(Brief) Lines containing the string "icon" are to be counted; report the total by itself.

(Data for the task)
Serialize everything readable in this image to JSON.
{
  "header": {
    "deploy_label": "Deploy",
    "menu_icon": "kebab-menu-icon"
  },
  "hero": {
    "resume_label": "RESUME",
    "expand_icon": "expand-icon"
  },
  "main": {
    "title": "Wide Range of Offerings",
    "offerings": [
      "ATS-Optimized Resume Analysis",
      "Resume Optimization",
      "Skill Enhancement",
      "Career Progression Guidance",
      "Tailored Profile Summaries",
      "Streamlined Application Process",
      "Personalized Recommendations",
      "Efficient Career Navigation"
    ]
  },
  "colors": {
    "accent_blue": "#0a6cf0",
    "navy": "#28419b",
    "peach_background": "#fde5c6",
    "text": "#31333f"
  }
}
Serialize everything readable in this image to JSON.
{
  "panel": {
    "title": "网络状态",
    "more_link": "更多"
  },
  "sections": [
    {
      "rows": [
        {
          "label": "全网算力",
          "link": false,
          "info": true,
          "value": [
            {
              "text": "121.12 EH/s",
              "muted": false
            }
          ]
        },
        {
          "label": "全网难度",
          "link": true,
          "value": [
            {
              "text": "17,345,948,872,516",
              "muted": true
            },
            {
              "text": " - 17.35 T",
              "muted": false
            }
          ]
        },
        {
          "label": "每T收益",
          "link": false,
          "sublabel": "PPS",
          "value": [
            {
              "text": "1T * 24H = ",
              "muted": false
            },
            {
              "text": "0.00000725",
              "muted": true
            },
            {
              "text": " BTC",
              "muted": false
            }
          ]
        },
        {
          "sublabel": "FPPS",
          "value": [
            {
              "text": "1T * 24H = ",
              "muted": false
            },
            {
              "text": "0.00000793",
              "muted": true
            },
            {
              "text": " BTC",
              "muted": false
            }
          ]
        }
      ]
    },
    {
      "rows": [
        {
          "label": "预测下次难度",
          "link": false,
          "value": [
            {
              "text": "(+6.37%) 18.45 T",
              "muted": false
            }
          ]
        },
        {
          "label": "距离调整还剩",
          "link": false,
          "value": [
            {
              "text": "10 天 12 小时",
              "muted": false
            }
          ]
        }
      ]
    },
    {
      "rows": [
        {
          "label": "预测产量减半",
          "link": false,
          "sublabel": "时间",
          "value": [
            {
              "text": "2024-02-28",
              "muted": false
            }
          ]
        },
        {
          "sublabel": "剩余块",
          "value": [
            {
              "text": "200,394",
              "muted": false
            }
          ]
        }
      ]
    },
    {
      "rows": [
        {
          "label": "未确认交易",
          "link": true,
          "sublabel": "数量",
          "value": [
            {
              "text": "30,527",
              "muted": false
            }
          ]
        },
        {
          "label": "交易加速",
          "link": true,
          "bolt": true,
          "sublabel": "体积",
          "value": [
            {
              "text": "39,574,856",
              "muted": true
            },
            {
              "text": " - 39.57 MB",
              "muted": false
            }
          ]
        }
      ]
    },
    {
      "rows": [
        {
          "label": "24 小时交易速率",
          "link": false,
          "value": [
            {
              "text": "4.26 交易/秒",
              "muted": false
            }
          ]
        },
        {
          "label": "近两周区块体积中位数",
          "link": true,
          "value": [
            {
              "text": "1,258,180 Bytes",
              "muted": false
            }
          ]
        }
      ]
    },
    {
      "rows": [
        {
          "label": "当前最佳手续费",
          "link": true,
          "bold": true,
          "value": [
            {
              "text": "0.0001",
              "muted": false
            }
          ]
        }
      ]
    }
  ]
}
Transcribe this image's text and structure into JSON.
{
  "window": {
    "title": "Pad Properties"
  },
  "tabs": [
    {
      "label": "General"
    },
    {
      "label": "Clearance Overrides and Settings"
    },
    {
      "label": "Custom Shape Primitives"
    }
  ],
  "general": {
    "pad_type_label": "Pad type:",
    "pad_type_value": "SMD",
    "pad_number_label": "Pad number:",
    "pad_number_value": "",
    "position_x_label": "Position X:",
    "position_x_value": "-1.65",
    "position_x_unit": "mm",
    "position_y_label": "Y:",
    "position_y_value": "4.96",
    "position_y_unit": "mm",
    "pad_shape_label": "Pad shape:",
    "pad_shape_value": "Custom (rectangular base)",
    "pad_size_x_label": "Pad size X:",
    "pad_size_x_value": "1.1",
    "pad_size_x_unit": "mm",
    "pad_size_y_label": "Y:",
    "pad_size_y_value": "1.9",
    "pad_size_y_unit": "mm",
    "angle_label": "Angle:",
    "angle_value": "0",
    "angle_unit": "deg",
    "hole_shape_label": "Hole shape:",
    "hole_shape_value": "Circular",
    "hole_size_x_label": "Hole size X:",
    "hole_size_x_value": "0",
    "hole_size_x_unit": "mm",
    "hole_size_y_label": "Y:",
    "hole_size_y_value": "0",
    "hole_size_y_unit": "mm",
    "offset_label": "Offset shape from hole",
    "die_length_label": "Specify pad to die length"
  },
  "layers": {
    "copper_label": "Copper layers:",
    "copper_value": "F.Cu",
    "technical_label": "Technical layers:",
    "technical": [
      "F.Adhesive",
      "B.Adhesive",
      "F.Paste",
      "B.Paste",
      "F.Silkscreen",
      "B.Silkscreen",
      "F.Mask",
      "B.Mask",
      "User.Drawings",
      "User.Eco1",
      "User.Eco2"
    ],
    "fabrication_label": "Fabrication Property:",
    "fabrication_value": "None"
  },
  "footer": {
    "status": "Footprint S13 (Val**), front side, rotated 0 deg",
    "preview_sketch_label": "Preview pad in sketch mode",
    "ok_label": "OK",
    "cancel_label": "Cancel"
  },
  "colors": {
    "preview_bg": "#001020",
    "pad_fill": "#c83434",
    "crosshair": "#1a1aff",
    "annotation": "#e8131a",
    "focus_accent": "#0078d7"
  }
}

(Written reply) 2